::: DATA ROWS :::

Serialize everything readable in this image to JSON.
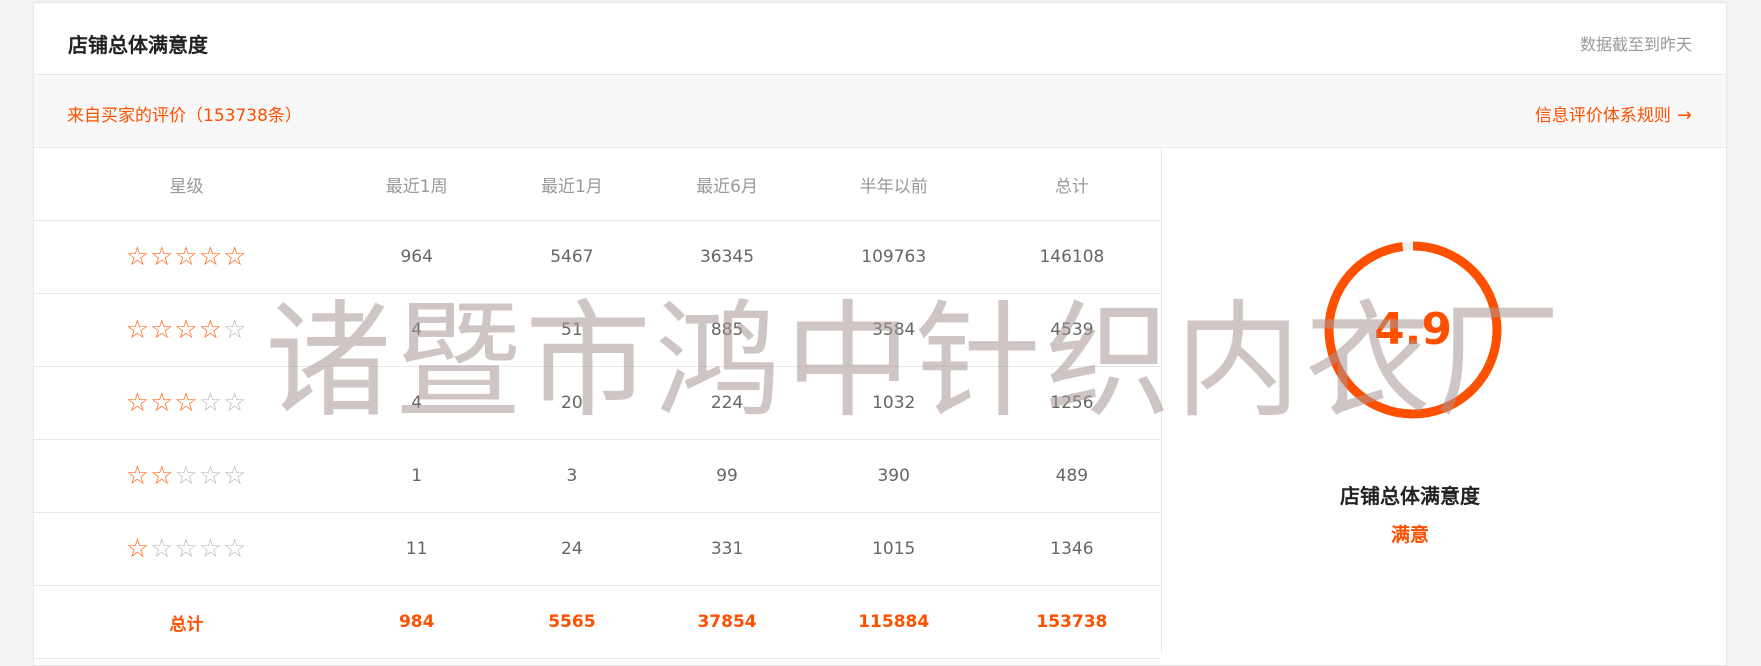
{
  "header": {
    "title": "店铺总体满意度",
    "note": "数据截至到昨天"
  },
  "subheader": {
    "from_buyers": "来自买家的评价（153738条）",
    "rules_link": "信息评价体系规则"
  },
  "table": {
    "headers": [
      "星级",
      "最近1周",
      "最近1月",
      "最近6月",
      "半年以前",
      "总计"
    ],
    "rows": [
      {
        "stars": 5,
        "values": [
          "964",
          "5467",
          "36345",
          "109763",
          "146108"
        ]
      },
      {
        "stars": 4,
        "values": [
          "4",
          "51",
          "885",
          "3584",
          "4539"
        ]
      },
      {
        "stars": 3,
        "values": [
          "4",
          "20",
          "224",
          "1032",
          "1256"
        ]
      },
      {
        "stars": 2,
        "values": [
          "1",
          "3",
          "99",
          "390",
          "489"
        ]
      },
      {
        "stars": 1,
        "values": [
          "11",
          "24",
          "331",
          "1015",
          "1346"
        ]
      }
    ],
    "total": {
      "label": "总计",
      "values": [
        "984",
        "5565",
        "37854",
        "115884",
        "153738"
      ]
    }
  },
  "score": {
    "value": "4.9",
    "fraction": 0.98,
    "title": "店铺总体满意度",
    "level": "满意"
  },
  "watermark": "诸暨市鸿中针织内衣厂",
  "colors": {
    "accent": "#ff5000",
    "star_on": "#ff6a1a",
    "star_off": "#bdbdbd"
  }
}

:::

EXERCISE PROMPT: Scan the data above and copy every line with "stars" in it.

THE ANSWER:
        "stars": 5,
        "stars": 4,
        "stars": 3,
        "stars": 2,
        "stars": 1,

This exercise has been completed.